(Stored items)
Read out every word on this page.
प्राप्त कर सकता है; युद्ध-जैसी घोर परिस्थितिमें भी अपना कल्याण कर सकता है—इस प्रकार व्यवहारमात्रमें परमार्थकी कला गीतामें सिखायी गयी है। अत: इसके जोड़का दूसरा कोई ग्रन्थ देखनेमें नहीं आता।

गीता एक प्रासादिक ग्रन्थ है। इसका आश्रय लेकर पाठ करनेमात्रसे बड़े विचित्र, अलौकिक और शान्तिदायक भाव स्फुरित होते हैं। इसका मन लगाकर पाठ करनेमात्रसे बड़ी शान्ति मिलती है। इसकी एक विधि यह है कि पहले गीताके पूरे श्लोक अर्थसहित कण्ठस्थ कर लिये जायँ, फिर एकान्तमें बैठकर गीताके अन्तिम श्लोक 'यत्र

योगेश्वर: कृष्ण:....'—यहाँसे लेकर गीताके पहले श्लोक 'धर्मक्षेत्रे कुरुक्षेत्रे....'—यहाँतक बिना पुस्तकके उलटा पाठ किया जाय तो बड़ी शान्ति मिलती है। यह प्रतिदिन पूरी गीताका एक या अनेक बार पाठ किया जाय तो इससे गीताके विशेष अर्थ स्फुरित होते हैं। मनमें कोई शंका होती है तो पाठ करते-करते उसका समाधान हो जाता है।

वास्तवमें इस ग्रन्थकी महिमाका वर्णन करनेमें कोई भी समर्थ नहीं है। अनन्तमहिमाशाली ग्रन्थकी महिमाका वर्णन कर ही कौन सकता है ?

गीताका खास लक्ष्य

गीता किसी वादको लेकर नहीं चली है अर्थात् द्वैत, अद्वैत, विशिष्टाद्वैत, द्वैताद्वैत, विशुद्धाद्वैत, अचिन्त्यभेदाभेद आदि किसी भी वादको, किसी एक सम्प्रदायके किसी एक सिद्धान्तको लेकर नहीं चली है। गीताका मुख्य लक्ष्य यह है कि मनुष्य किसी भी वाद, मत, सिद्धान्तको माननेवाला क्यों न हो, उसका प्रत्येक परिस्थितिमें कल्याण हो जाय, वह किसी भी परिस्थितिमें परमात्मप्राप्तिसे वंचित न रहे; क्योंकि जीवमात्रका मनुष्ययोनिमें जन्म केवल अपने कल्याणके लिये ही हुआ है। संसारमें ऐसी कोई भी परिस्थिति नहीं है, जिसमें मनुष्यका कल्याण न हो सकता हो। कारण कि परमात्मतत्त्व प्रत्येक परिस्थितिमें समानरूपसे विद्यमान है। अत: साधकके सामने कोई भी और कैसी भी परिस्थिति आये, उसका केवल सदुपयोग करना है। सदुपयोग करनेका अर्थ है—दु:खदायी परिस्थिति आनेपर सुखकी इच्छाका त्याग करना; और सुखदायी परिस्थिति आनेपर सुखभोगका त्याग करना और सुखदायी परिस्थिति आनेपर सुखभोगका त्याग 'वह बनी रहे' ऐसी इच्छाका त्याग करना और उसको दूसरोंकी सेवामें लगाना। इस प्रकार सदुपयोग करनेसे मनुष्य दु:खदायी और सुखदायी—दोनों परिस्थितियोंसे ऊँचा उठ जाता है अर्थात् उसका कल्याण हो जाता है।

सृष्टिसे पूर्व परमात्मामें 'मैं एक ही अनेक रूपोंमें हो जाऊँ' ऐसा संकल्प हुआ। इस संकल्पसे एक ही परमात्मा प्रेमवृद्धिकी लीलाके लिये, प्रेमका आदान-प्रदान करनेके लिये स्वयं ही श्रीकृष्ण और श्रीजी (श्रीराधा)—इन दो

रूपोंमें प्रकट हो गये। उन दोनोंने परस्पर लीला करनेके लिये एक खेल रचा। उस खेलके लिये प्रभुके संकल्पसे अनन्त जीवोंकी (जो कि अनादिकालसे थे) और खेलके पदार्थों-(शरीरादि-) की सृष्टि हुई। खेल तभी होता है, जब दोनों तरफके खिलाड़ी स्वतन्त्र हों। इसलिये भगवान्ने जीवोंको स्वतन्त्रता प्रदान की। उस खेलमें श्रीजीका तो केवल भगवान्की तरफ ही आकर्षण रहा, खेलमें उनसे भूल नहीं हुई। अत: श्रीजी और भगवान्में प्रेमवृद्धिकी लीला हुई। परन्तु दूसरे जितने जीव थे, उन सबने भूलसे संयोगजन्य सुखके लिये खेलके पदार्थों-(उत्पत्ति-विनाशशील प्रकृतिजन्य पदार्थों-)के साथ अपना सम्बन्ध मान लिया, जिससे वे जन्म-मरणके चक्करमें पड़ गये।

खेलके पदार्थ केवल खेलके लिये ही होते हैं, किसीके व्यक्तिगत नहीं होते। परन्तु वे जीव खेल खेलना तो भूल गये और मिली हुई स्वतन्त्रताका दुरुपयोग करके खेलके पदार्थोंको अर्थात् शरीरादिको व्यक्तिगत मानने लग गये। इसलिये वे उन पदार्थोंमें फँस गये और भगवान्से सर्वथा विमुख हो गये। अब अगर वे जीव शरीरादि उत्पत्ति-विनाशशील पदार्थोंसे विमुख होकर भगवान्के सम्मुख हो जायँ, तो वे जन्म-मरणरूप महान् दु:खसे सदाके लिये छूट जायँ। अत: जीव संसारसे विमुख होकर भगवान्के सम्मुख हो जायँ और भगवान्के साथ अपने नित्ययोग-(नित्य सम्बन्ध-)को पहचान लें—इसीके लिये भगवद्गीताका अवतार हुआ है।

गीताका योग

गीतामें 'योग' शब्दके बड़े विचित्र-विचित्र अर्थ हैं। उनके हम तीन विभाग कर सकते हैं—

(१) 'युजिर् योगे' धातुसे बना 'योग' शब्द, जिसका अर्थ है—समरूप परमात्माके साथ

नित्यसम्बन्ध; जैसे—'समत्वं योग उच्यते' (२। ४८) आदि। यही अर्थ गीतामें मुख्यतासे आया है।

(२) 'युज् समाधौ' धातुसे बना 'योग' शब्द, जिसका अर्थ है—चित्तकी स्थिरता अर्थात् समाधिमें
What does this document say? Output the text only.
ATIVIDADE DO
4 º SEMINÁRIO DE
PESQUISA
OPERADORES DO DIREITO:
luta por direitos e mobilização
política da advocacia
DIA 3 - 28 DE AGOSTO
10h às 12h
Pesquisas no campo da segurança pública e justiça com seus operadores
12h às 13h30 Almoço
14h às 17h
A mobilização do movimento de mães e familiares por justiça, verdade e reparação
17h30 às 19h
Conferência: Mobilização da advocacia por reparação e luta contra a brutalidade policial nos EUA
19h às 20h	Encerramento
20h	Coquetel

SET TASK: Can you restate every record above word for word?

TASK SOLUTION:
Read out every word on this page.
प्राप्त कर सकता है; युद्ध-जैसी घोर परिस्थितिमें भी अपना कल्याण कर सकता है—इस प्रकार व्यवहारमात्रमें परमार्थकी कला गीतामें सिखायी गयी है। अत: इसके जोड़का दूसरा कोई ग्रन्थ देखनेमें नहीं आता।

गीता एक प्रासादिक ग्रन्थ है। इसका आश्रय लेकर पाठ करनेमात्रसे बड़े विचित्र, अलौकिक और शान्तिदायक भाव स्फुरित होते हैं। इसका मन लगाकर पाठ करनेमात्रसे बड़ी शान्ति मिलती है। इसकी एक विधि यह है कि पहले गीताके पूरे श्लोक अर्थसहित कण्ठस्थ कर लिये जायँ, फिर एकान्तमें बैठकर गीताके अन्तिम श्लोक 'यत्र

योगेश्वर: कृष्ण:....'—यहाँसे लेकर गीताके पहले श्लोक 'धर्मक्षेत्रे कुरुक्षेत्रे....'—यहाँतक बिना पुस्तकके उलटा पाठ किया जाय तो बड़ी शान्ति मिलती है। यह प्रतिदिन पूरी गीताका एक या अनेक बार पाठ किया जाय तो इससे गीताके विशेष अर्थ स्फुरित होते हैं। मनमें कोई शंका होती है तो पाठ करते-करते उसका समाधान हो जाता है।

वास्तवमें इस ग्रन्थकी महिमाका वर्णन करनेमें कोई भी समर्थ नहीं है। अनन्तमहिमाशाली ग्रन्थकी महिमाका वर्णन कर ही कौन सकता है ?

गीताका खास लक्ष्य

गीता किसी वादको लेकर नहीं चली है अर्थात् द्वैत, अद्वैत, विशिष्टाद्वैत, द्वैताद्वैत, विशुद्धाद्वैत, अचिन्त्यभेदाभेद आदि किसी भी वादको, किसी एक सम्प्रदायके किसी एक सिद्धान्तको लेकर नहीं चली है। गीताका मुख्य लक्ष्य यह है कि मनुष्य किसी भी वाद, मत, सिद्धान्तको माननेवाला क्यों न हो, उसका प्रत्येक परिस्थितिमें कल्याण हो जाय, वह किसी भी परिस्थितिमें परमात्मप्राप्तिसे वंचित न रहे; क्योंकि जीवमात्रका मनुष्ययोनिमें जन्म केवल अपने कल्याणके लिये ही हुआ है। संसारमें ऐसी कोई भी परिस्थिति नहीं है, जिसमें मनुष्यका कल्याण न हो सकता हो। कारण कि परमात्मतत्त्व प्रत्येक परिस्थितिमें समानरूपसे विद्यमान है। अत: साधकके सामने कोई भी और कैसी भी परिस्थिति आये, उसका केवल सदुपयोग करना है। सदुपयोग करनेका अर्थ है—दु:खदायी परिस्थिति आनेपर सुखकी इच्छाका त्याग करना; और सुखदायी परिस्थिति आनेपर सुखभोगका त्याग करना और सुखदायी परिस्थिति आनेपर सुखभोगका त्याग 'वह बनी रहे' ऐसी इच्छाका त्याग करना और उसको दूसरोंकी सेवामें लगाना। इस प्रकार सदुपयोग करनेसे मनुष्य दु:खदायी और सुखदायी—दोनों परिस्थितियोंसे ऊँचा उठ जाता है अर्थात् उसका कल्याण हो जाता है।

सृष्टिसे पूर्व परमात्मामें 'मैं एक ही अनेक रूपोंमें हो जाऊँ' ऐसा संकल्प हुआ। इस संकल्पसे एक ही परमात्मा प्रेमवृद्धिकी लीलाके लिये, प्रेमका आदान-प्रदान करनेके लिये स्वयं ही श्रीकृष्ण और श्रीजी (श्रीराधा)—इन दो

रूपोंमें प्रकट हो गये। उन दोनोंने परस्पर लीला करनेके लिये एक खेल रचा। उस खेलके लिये प्रभुके संकल्पसे अनन्त जीवोंकी (जो कि अनादिकालसे थे) और खेलके पदार्थों-(शरीरादि-) की सृष्टि हुई। खेल तभी होता है, जब दोनों तरफके खिलाड़ी स्वतन्त्र हों। इसलिये भगवान्ने जीवोंको स्वतन्त्रता प्रदान की। उस खेलमें श्रीजीका तो केवल भगवान्की तरफ ही आकर्षण रहा, खेलमें उनसे भूल नहीं हुई। अत: श्रीजी और भगवान्में प्रेमवृद्धिकी लीला हुई। परन्तु दूसरे जितने जीव थे, उन सबने भूलसे संयोगजन्य सुखके लिये खेलके पदार्थों-(उत्पत्ति-विनाशशील प्रकृतिजन्य पदार्थों-)के साथ अपना सम्बन्ध मान लिया, जिससे वे जन्म-मरणके चक्करमें पड़ गये।

खेलके पदार्थ केवल खेलके लिये ही होते हैं, किसीके व्यक्तिगत नहीं होते। परन्तु वे जीव खेल खेलना तो भूल गये और मिली हुई स्वतन्त्रताका दुरुपयोग करके खेलके पदार्थोंको अर्थात् शरीरादिको व्यक्तिगत मानने लग गये। इसलिये वे उन पदार्थोंमें फँस गये और भगवान्से सर्वथा विमुख हो गये। अब अगर वे जीव शरीरादि उत्पत्ति-विनाशशील पदार्थोंसे विमुख होकर भगवान्के सम्मुख हो जायँ, तो वे जन्म-मरणरूप महान् दु:खसे सदाके लिये छूट जायँ। अत: जीव संसारसे विमुख होकर भगवान्के सम्मुख हो जायँ और भगवान्के साथ अपने नित्ययोग-(नित्य सम्बन्ध-)को पहचान लें—इसीके लिये भगवद्गीताका अवतार हुआ है।

गीताका योग

गीतामें 'योग' शब्दके बड़े विचित्र-विचित्र अर्थ हैं। उनके हम तीन विभाग कर सकते हैं—

(१) 'युजिर् योगे' धातुसे बना 'योग' शब्द, जिसका अर्थ है—समरूप परमात्माके साथ

नित्यसम्बन्ध; जैसे—'समत्वं योग उच्यते' (२। ४८) आदि। यही अर्थ गीतामें मुख्यतासे आया है।

(२) 'युज् समाधौ' धातुसे बना 'योग' शब्द, जिसका अर्थ है—चित्तकी स्थिरता अर्थात् समाधिमें
What does this document say? Output the text only.
ATIVIDADE DO
4 º SEMINÁRIO DE
PESQUISA
OPERADORES DO DIREITO:
luta por direitos e mobilização
política da advocacia
DIA 3 - 28 DE AGOSTO
10h às 12h
Pesquisas no campo da segurança pública e justiça com seus operadores
12h às 13h30 Almoço
14h às 17h
A mobilização do movimento de mães e familiares por justiça, verdade e reparação
17h30 às 19h
Conferência: Mobilização da advocacia por reparação e luta contra a brutalidade policial nos EUA
19h às 20h	Encerramento
20h	Coquetel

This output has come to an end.